→ Your task:
Spot each line that carries the word "What"; copy those lines.

→ Entries supplied:
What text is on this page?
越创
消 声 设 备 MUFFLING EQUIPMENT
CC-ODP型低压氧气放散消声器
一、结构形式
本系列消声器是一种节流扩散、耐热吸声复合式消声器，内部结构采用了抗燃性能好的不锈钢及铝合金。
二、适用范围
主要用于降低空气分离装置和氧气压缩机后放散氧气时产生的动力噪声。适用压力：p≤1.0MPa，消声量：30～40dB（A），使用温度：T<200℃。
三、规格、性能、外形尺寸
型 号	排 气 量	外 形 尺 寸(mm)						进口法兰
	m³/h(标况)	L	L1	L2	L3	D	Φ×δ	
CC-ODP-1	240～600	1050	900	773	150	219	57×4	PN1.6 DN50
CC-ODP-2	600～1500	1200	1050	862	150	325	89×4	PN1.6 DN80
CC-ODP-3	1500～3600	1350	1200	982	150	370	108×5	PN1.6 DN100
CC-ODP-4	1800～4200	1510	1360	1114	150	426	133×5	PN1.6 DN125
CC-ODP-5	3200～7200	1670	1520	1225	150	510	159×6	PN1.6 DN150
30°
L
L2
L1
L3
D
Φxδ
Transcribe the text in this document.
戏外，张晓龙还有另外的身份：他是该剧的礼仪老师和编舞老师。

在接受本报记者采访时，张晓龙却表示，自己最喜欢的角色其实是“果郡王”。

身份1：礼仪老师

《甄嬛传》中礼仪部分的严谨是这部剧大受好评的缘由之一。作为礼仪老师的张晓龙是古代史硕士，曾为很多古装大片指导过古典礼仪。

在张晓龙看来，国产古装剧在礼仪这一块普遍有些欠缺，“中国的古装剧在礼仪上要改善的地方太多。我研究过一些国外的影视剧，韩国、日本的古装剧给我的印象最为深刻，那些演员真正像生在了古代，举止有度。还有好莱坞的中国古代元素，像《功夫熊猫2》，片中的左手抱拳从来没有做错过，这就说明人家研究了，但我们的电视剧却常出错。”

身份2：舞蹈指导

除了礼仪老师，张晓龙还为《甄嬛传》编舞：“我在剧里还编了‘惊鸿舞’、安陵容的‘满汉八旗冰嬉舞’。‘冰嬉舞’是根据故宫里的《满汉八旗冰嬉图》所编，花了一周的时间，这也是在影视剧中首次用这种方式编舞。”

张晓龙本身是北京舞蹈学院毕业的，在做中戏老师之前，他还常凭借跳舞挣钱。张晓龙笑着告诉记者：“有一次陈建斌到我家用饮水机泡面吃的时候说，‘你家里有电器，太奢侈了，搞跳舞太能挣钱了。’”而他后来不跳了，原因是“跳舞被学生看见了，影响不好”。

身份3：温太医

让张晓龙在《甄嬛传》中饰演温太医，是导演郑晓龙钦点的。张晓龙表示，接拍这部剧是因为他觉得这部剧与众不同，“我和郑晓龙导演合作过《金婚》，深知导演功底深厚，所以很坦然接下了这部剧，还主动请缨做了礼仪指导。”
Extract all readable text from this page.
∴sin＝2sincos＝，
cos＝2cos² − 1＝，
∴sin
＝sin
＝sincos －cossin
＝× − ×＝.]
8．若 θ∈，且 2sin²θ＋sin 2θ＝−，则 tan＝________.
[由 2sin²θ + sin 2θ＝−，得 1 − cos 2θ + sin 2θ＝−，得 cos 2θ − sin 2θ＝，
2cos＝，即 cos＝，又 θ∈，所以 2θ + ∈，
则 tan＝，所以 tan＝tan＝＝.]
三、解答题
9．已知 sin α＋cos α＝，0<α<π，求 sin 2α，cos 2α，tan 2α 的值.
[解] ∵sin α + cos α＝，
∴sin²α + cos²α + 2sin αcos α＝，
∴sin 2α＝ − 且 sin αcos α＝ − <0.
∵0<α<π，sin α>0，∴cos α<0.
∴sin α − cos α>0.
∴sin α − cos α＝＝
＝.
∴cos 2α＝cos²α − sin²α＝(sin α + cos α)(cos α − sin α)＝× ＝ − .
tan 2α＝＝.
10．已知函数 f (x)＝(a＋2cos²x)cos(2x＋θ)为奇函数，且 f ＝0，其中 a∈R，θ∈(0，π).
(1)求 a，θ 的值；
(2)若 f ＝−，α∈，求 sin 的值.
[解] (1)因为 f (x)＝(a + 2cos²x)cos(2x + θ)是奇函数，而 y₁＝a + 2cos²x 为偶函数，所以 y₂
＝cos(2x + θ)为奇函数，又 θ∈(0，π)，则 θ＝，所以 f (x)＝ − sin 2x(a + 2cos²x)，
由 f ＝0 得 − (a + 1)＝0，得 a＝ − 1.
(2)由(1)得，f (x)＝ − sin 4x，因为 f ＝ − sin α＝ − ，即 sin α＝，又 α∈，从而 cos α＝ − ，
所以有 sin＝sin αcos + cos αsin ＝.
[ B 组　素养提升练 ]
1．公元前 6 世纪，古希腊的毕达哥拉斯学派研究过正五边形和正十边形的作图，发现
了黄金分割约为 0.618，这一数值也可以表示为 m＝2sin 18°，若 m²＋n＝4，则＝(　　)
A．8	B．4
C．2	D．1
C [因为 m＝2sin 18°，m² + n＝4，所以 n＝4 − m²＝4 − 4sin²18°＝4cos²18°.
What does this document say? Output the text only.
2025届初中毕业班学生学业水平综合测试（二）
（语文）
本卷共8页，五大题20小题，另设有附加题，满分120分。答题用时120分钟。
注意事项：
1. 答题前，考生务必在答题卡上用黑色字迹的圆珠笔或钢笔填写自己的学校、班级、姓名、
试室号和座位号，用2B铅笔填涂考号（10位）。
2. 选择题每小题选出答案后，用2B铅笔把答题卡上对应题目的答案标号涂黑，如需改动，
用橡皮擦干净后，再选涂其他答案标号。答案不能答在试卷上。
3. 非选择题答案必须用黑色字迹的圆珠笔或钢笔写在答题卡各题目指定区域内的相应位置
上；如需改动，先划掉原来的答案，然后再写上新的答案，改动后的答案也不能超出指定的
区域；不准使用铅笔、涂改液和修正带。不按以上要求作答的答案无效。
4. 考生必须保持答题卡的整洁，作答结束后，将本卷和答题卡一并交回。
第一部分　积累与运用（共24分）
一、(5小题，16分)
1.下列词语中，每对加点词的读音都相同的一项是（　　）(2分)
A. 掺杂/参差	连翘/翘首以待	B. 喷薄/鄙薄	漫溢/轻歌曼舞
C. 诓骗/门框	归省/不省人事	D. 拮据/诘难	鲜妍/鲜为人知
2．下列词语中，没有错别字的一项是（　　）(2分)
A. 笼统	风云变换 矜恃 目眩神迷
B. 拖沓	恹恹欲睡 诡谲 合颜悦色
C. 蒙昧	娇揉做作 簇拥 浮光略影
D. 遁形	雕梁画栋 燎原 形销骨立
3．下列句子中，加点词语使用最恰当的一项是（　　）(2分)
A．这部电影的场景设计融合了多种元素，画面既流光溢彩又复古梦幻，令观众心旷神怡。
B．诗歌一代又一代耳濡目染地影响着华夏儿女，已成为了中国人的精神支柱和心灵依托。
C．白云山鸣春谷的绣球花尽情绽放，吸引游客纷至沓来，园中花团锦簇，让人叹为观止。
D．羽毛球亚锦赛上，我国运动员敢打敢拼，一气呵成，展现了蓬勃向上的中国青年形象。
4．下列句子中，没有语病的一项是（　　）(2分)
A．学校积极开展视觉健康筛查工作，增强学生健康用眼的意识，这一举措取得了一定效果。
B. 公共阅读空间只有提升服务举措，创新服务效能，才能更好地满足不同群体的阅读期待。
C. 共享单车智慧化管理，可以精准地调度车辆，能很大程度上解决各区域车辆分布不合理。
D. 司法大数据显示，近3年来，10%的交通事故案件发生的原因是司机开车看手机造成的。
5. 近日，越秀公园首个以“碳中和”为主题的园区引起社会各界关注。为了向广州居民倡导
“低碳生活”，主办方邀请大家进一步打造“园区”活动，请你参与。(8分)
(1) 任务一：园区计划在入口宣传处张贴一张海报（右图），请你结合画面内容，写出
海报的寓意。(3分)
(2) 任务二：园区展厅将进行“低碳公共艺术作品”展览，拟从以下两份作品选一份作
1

→ Solved problem:
What text is on this page?
What does this document say? Output the text only.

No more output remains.